┌─ DATA TO USE

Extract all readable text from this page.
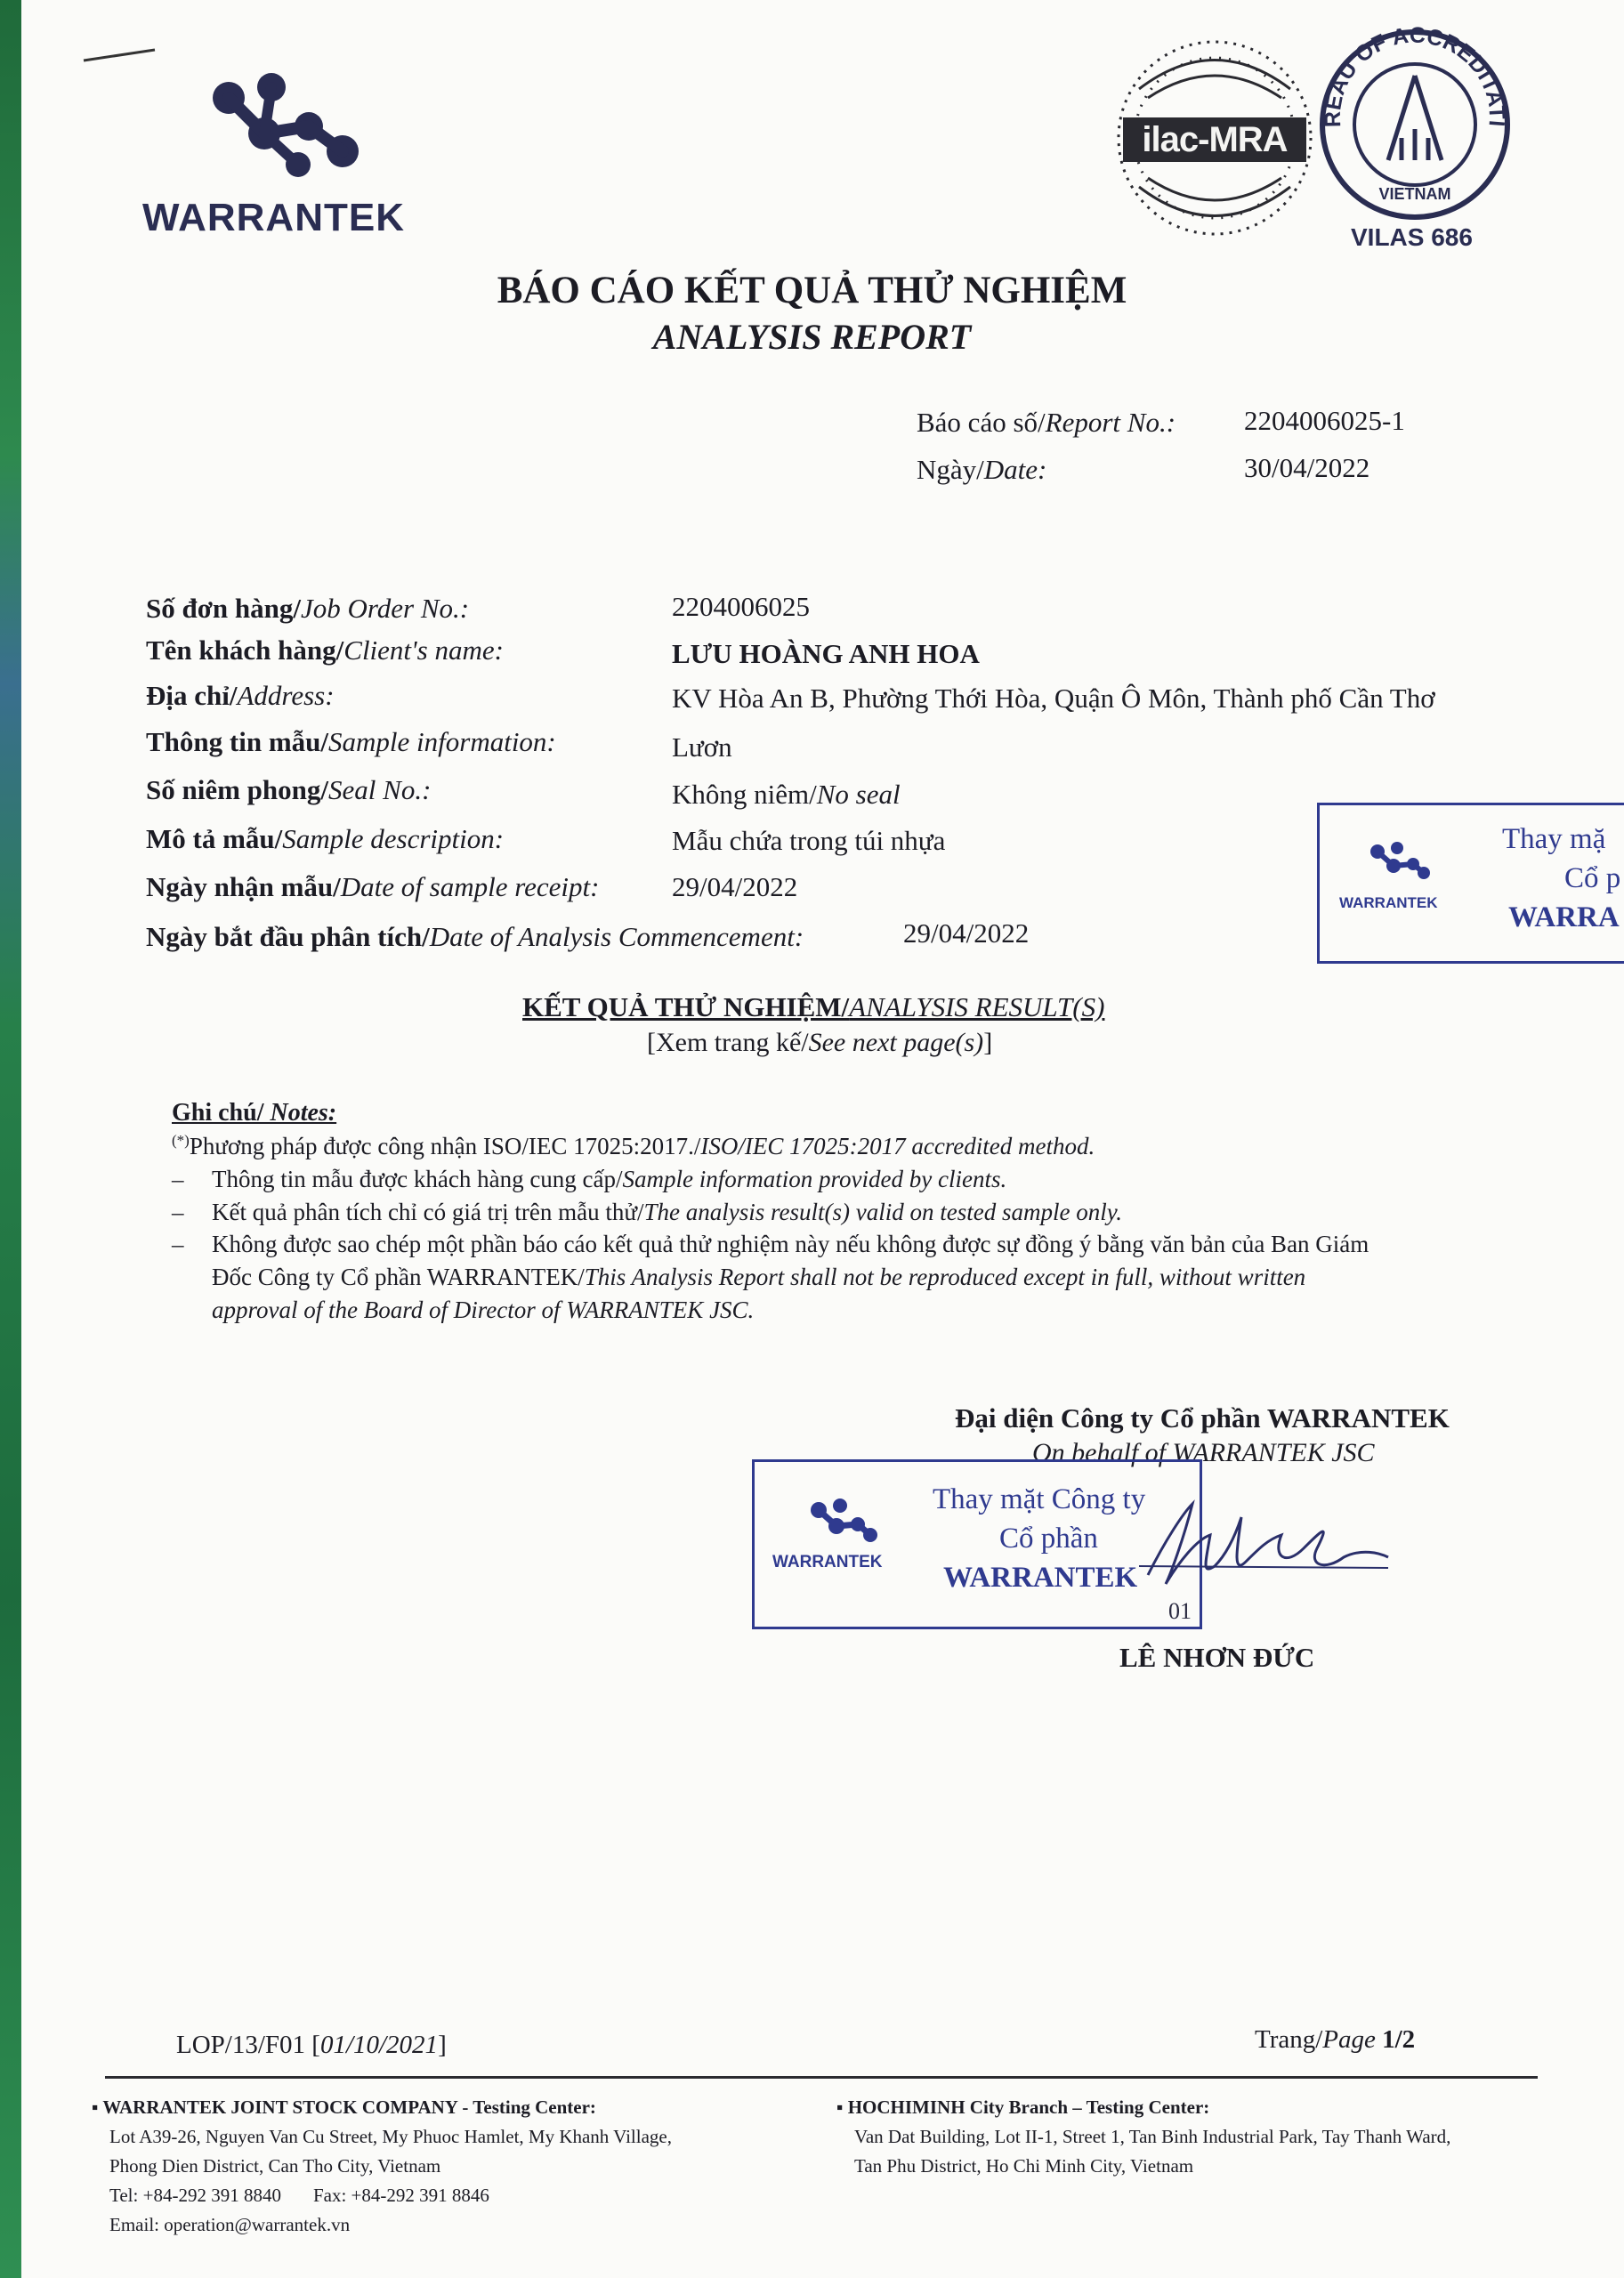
WARRANTEK
ilac-MRA
REAU OF ACCREDITATI
VIETNAM
VILAS 686
BÁO CÁO KẾT QUẢ THỬ NGHIỆM
ANALYSIS REPORT
Báo cáo số/Report No.: 2204006025-1
Ngày/Date:	30/04/2022
Số đơn hàng/Job Order No.:	2204006025
Tên khách hàng/Client's name:	LƯU HOÀNG ANH HOA
Địa chỉ/Address:	KV Hòa An B, Phường Thới Hòa, Quận Ô Môn, Thành phố Cần Thơ
Thông tin mẫu/Sample information:	Lươn
Số niêm phong/Seal No.:	Không niêm/No seal
Mô tả mẫu/Sample description:	Mẫu chứa trong túi nhựa
Ngày nhận mẫu/Date of sample receipt:	29/04/2022
Ngày bắt đầu phân tích/Date of Analysis Commencement:	29/04/2022
WARRANTEK
Thay mặ
Cổ p
WARRA
KẾT QUẢ THỬ NGHIỆM/ANALYSIS RESULT(S)
[Xem trang kế/See next page(s)]
Ghi chú/ Notes:
(*)Phương pháp được công nhận ISO/IEC 17025:2017./ISO/IEC 17025:2017 accredited method.
– Thông tin mẫu được khách hàng cung cấp/Sample information provided by clients.
– Kết quả phân tích chỉ có giá trị trên mẫu thử/The analysis result(s) valid on tested sample only.
– Không được sao chép một phần báo cáo kết quả thử nghiệm này nếu không được sự đồng ý bằng văn bản của Ban Giám
Đốc Công ty Cổ phần WARRANTEK/This Analysis Report shall not be reproduced except in full, without written
approval of the Board of Director of WARRANTEK JSC.
Đại diện Công ty Cổ phần WARRANTEK
On behalf of WARRANTEK JSC
WARRANTEK
Thay mặt Công ty
Cổ phần
WARRANTEK
01
LÊ NHƠN ĐỨC
LOP/13/F01 [01/10/2021]	Trang/Page 1/2
▪ WARRANTEK JOINT STOCK COMPANY - Testing Center:
Lot A39-26, Nguyen Van Cu Street, My Phuoc Hamlet, My Khanh Village,
Phong Dien District, Can Tho City, Vietnam
Tel: +84-292 391 8840 Fax: +84-292 391 8846
Email: operation@warrantek.vn
▪ HOCHIMINH City Branch – Testing Center:
Van Dat Building, Lot II-1, Street 1, Tan Binh Industrial Park, Tay Thanh Ward,
Tan Phu District, Ho Chi Minh City, Vietnam
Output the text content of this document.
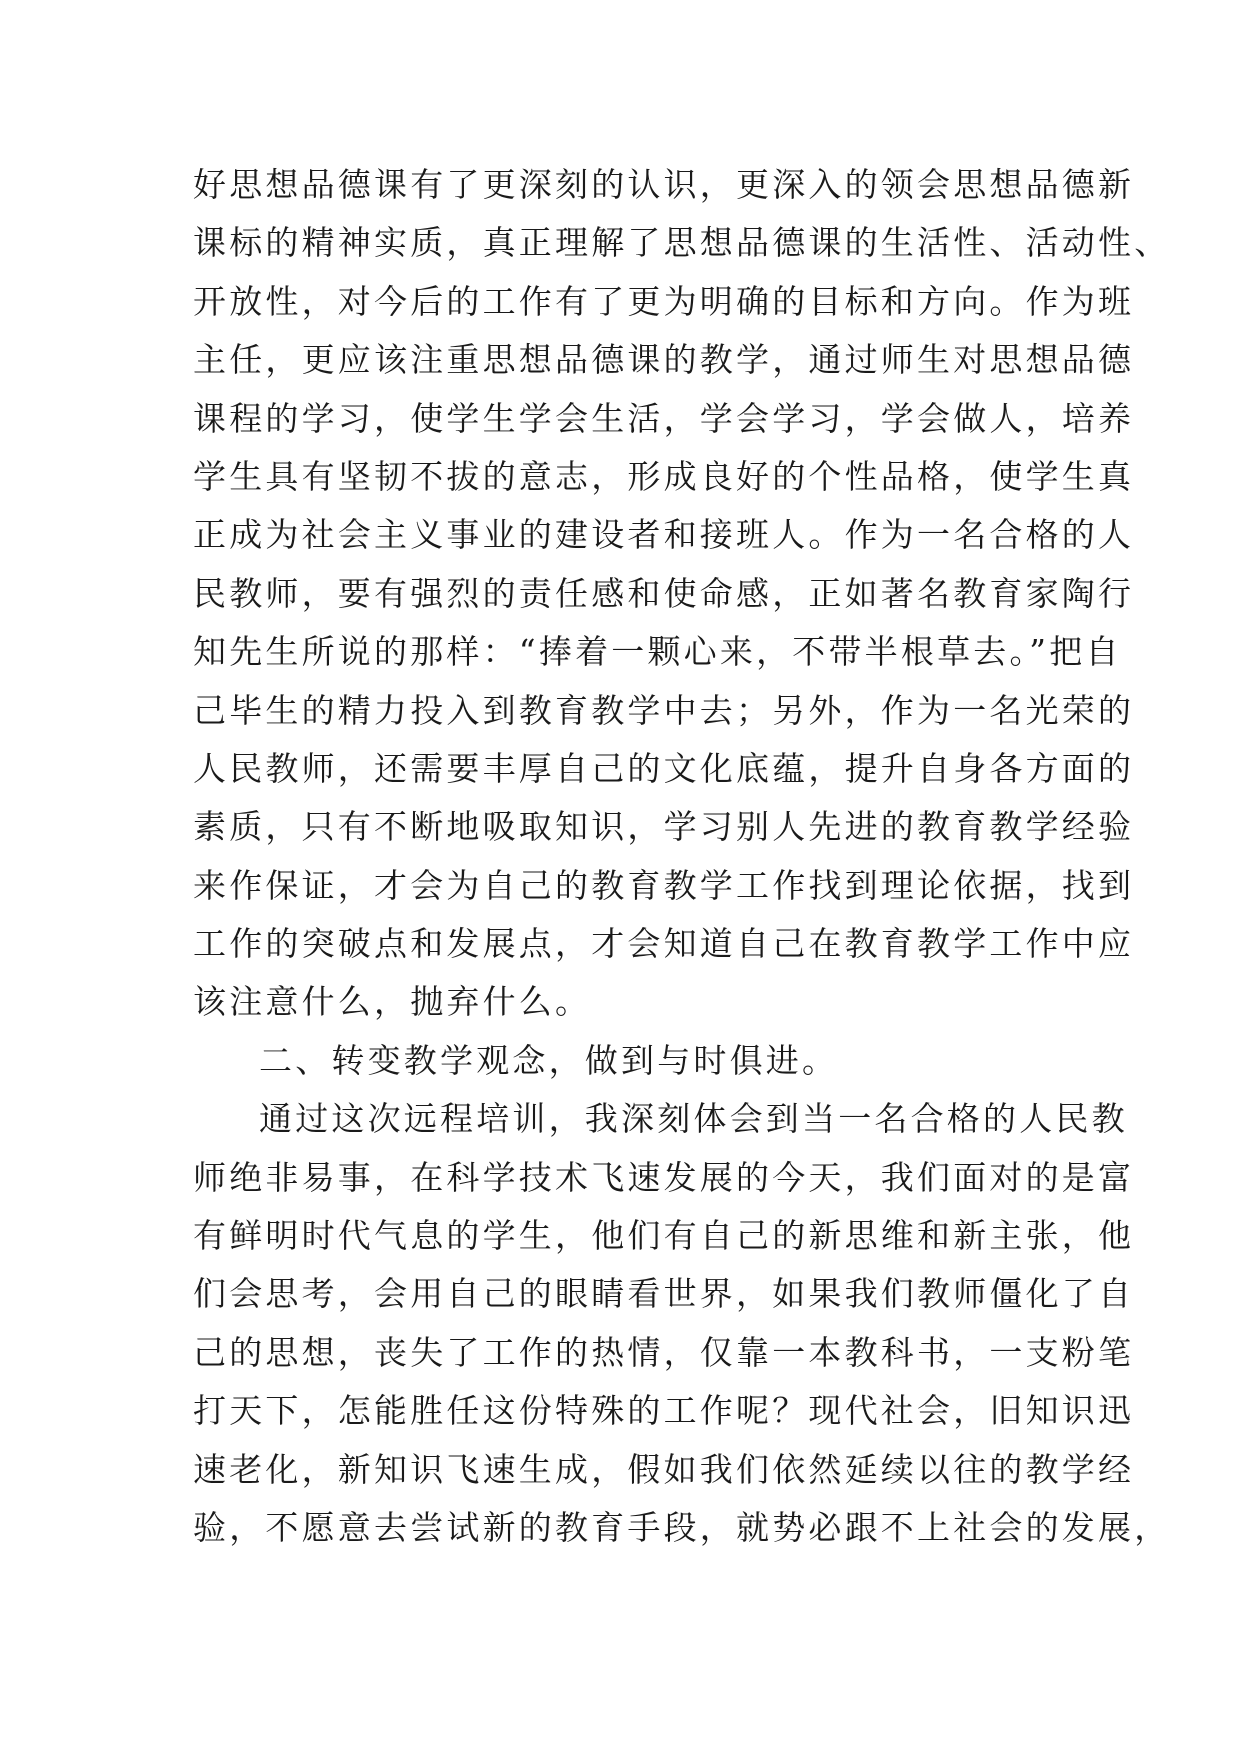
好思想品德课有了更深刻的认识，更深入的领会思想品德新
课标的精神实质，真正理解了思想品德课的生活性、活动性、
开放性，对今后的工作有了更为明确的目标和方向。作为班
主任，更应该注重思想品德课的教学，通过师生对思想品德
课程的学习，使学生学会生活，学会学习，学会做人，培养
学生具有坚韧不拔的意志，形成良好的个性品格，使学生真
正成为社会主义事业的建设者和接班人。作为一名合格的人
民教师，要有强烈的责任感和使命感，正如著名教育家陶行
知先生所说的那样：“捧着一颗心来，不带半根草去。”把自
己毕生的精力投入到教育教学中去；另外，作为一名光荣的
人民教师，还需要丰厚自己的文化底蕴，提升自身各方面的
素质，只有不断地吸取知识，学习别人先进的教育教学经验
来作保证，才会为自己的教育教学工作找到理论依据，找到
工作的突破点和发展点，才会知道自己在教育教学工作中应
该注意什么，抛弃什么。
二、转变教学观念，做到与时俱进。
通过这次远程培训，我深刻体会到当一名合格的人民教
师绝非易事，在科学技术飞速发展的今天，我们面对的是富
有鲜明时代气息的学生，他们有自己的新思维和新主张，他
们会思考，会用自己的眼睛看世界，如果我们教师僵化了自
己的思想，丧失了工作的热情，仅靠一本教科书，一支粉笔
打天下，怎能胜任这份特殊的工作呢？现代社会，旧知识迅
速老化，新知识飞速生成，假如我们依然延续以往的教学经
验，不愿意去尝试新的教育手段，就势必跟不上社会的发展，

└─

STATED TASK:
Omitting all images, retype each line of the records precisely.

TASK ANSWER:
Extract all readable text from this page.
WARRANTEK
ilac-MRA
REAU OF ACCREDITATI
VIETNAM
VILAS 686
BÁO CÁO KẾT QUẢ THỬ NGHIỆM
ANALYSIS REPORT
Báo cáo số/Report No.: 2204006025-1
Ngày/Date:	30/04/2022
Số đơn hàng/Job Order No.:	2204006025
Tên khách hàng/Client's name:	LƯU HOÀNG ANH HOA
Địa chỉ/Address:	KV Hòa An B, Phường Thới Hòa, Quận Ô Môn, Thành phố Cần Thơ
Thông tin mẫu/Sample information:	Lươn
Số niêm phong/Seal No.:	Không niêm/No seal
Mô tả mẫu/Sample description:	Mẫu chứa trong túi nhựa
Ngày nhận mẫu/Date of sample receipt:	29/04/2022
Ngày bắt đầu phân tích/Date of Analysis Commencement:	29/04/2022
WARRANTEK
Thay mặ
Cổ p
WARRA
KẾT QUẢ THỬ NGHIỆM/ANALYSIS RESULT(S)
[Xem trang kế/See next page(s)]
Ghi chú/ Notes:
(*)Phương pháp được công nhận ISO/IEC 17025:2017./ISO/IEC 17025:2017 accredited method.
– Thông tin mẫu được khách hàng cung cấp/Sample information provided by clients.
– Kết quả phân tích chỉ có giá trị trên mẫu thử/The analysis result(s) valid on tested sample only.
– Không được sao chép một phần báo cáo kết quả thử nghiệm này nếu không được sự đồng ý bằng văn bản của Ban Giám
Đốc Công ty Cổ phần WARRANTEK/This Analysis Report shall not be reproduced except in full, without written
approval of the Board of Director of WARRANTEK JSC.
Đại diện Công ty Cổ phần WARRANTEK
On behalf of WARRANTEK JSC
WARRANTEK
Thay mặt Công ty
Cổ phần
WARRANTEK
01
LÊ NHƠN ĐỨC
LOP/13/F01 [01/10/2021]	Trang/Page 1/2
▪ WARRANTEK JOINT STOCK COMPANY - Testing Center:
Lot A39-26, Nguyen Van Cu Street, My Phuoc Hamlet, My Khanh Village,
Phong Dien District, Can Tho City, Vietnam
Tel: +84-292 391 8840 Fax: +84-292 391 8846
Email: operation@warrantek.vn
▪ HOCHIMINH City Branch – Testing Center:
Van Dat Building, Lot II-1, Street 1, Tan Binh Industrial Park, Tay Thanh Ward,
Tan Phu District, Ho Chi Minh City, Vietnam
Output the text content of this document.
好思想品德课有了更深刻的认识，更深入的领会思想品德新
课标的精神实质，真正理解了思想品德课的生活性、活动性、
开放性，对今后的工作有了更为明确的目标和方向。作为班
主任，更应该注重思想品德课的教学，通过师生对思想品德
课程的学习，使学生学会生活，学会学习，学会做人，培养
学生具有坚韧不拔的意志，形成良好的个性品格，使学生真
正成为社会主义事业的建设者和接班人。作为一名合格的人
民教师，要有强烈的责任感和使命感，正如著名教育家陶行
知先生所说的那样：“捧着一颗心来，不带半根草去。”把自
己毕生的精力投入到教育教学中去；另外，作为一名光荣的
人民教师，还需要丰厚自己的文化底蕴，提升自身各方面的
素质，只有不断地吸取知识，学习别人先进的教育教学经验
来作保证，才会为自己的教育教学工作找到理论依据，找到
工作的突破点和发展点，才会知道自己在教育教学工作中应
该注意什么，抛弃什么。
二、转变教学观念，做到与时俱进。
通过这次远程培训，我深刻体会到当一名合格的人民教
师绝非易事，在科学技术飞速发展的今天，我们面对的是富
有鲜明时代气息的学生，他们有自己的新思维和新主张，他
们会思考，会用自己的眼睛看世界，如果我们教师僵化了自
己的思想，丧失了工作的热情，仅靠一本教科书，一支粉笔
打天下，怎能胜任这份特殊的工作呢？现代社会，旧知识迅
速老化，新知识飞速生成，假如我们依然延续以往的教学经
验，不愿意去尝试新的教育手段，就势必跟不上社会的发展，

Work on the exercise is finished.